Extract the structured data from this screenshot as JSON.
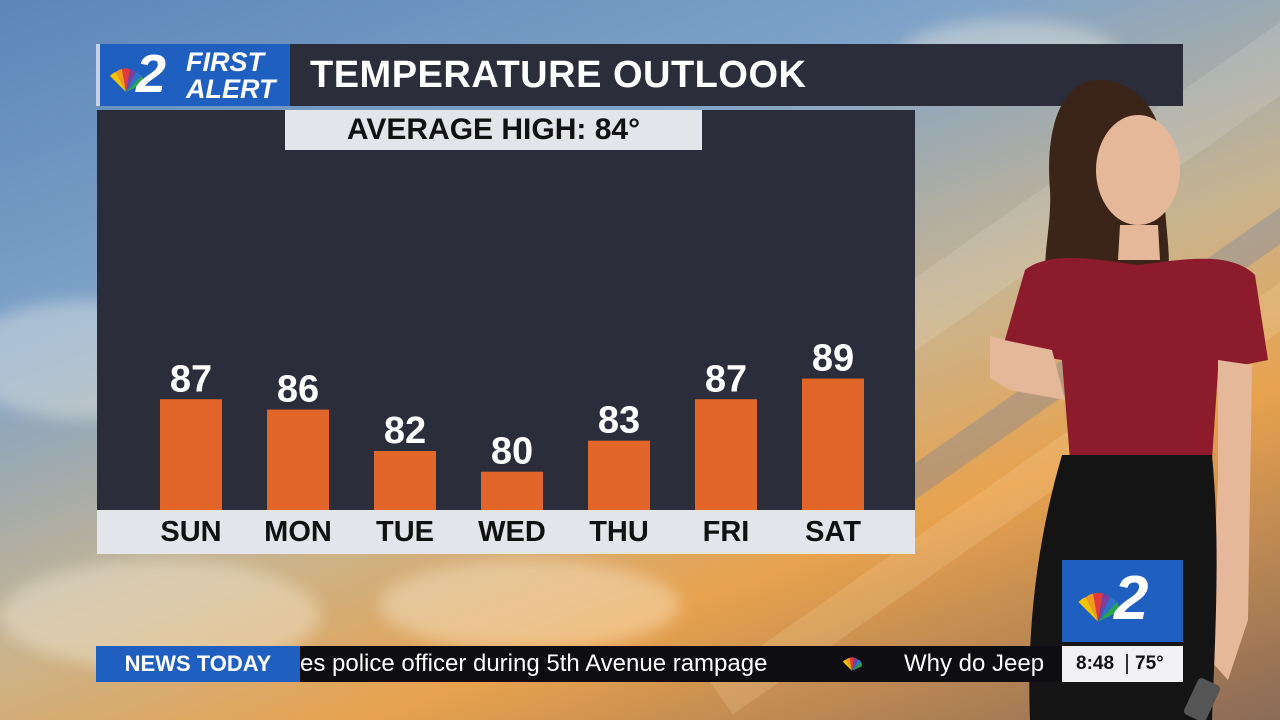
{
  "header": {
    "logo_number": "2",
    "logo_line1": "FIRST",
    "logo_line2": "ALERT",
    "title": "TEMPERATURE OUTLOOK"
  },
  "average_high_label": "AVERAGE HIGH: 84°",
  "chart_data": {
    "type": "bar",
    "title": "TEMPERATURE OUTLOOK",
    "categories": [
      "SUN",
      "MON",
      "TUE",
      "WED",
      "THU",
      "FRI",
      "SAT"
    ],
    "values": [
      87,
      86,
      82,
      80,
      83,
      87,
      89
    ],
    "data_labels": [
      "87",
      "86",
      "82",
      "80",
      "83",
      "87",
      "89"
    ],
    "bar_color": "#e2662a",
    "background_color": "#2b2d3a"
  },
  "bug": {
    "number": "2"
  },
  "ticker": {
    "label": "NEWS TODAY",
    "headline_1": "es police officer during 5th Avenue rampage",
    "headline_2": "Why do Jeep",
    "time": "8:48",
    "temperature": "75°"
  },
  "colors": {
    "brand_blue": "#1f5fc0",
    "panel_dark": "#2b2d3a",
    "bar_orange": "#e2662a",
    "label_strip": "#e4e5ea"
  }
}
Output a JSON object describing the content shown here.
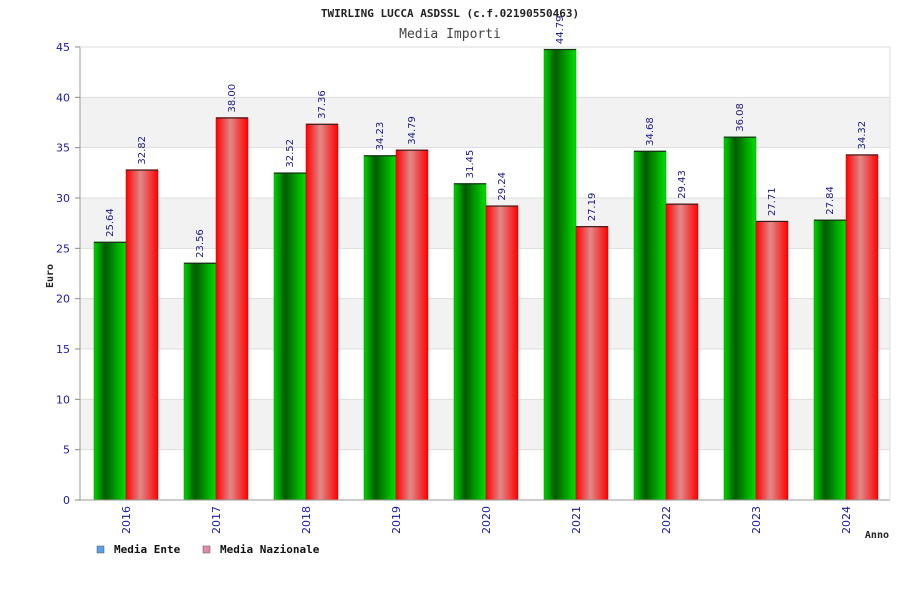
{
  "chart_data": {
    "type": "bar",
    "title": "TWIRLING LUCCA ASDSSL (c.f.02190550463)",
    "subtitle": "Media Importi",
    "xlabel": "Anno",
    "ylabel": "Euro",
    "ylim": [
      0,
      45
    ],
    "yticks": [
      "0",
      "5",
      "10",
      "15",
      "20",
      "25",
      "30",
      "35",
      "40",
      "45"
    ],
    "categories": [
      "2016",
      "2017",
      "2018",
      "2019",
      "2020",
      "2021",
      "2022",
      "2023",
      "2024"
    ],
    "series": [
      {
        "name": "Media Ente",
        "color": "#00b400",
        "legend_color": "#5aa0e6",
        "values": [
          25.64,
          23.56,
          32.52,
          34.23,
          31.45,
          44.79,
          34.68,
          36.08,
          27.84
        ],
        "labels": [
          "25.64",
          "23.56",
          "32.52",
          "34.23",
          "31.45",
          "44.79",
          "34.68",
          "36.08",
          "27.84"
        ]
      },
      {
        "name": "Media Nazionale",
        "color": "#ff1a1a",
        "legend_color": "#e08aa8",
        "values": [
          32.82,
          38.0,
          37.36,
          34.79,
          29.24,
          27.19,
          29.43,
          27.71,
          34.32
        ],
        "labels": [
          "32.82",
          "38.00",
          "37.36",
          "34.79",
          "29.24",
          "27.19",
          "29.43",
          "27.71",
          "34.32"
        ]
      }
    ],
    "grid": true,
    "legend_position": "bottom-left"
  }
}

__AIM OF THE EXERCISE__: Each line from the one containing "Output a JSON" through the last line of the listing is to be given again exactly, with no pictures and no other lines.

__THE ANSWER__:
Output a JSON object describing the content shown here.
{
  "chart_data": {
    "type": "bar",
    "title": "TWIRLING LUCCA ASDSSL (c.f.02190550463)",
    "subtitle": "Media Importi",
    "xlabel": "Anno",
    "ylabel": "Euro",
    "ylim": [
      0,
      45
    ],
    "yticks": [
      "0",
      "5",
      "10",
      "15",
      "20",
      "25",
      "30",
      "35",
      "40",
      "45"
    ],
    "categories": [
      "2016",
      "2017",
      "2018",
      "2019",
      "2020",
      "2021",
      "2022",
      "2023",
      "2024"
    ],
    "series": [
      {
        "name": "Media Ente",
        "color": "#00b400",
        "legend_color": "#5aa0e6",
        "values": [
          25.64,
          23.56,
          32.52,
          34.23,
          31.45,
          44.79,
          34.68,
          36.08,
          27.84
        ],
        "labels": [
          "25.64",
          "23.56",
          "32.52",
          "34.23",
          "31.45",
          "44.79",
          "34.68",
          "36.08",
          "27.84"
        ]
      },
      {
        "name": "Media Nazionale",
        "color": "#ff1a1a",
        "legend_color": "#e08aa8",
        "values": [
          32.82,
          38.0,
          37.36,
          34.79,
          29.24,
          27.19,
          29.43,
          27.71,
          34.32
        ],
        "labels": [
          "32.82",
          "38.00",
          "37.36",
          "34.79",
          "29.24",
          "27.19",
          "29.43",
          "27.71",
          "34.32"
        ]
      }
    ],
    "grid": true,
    "legend_position": "bottom-left"
  }
}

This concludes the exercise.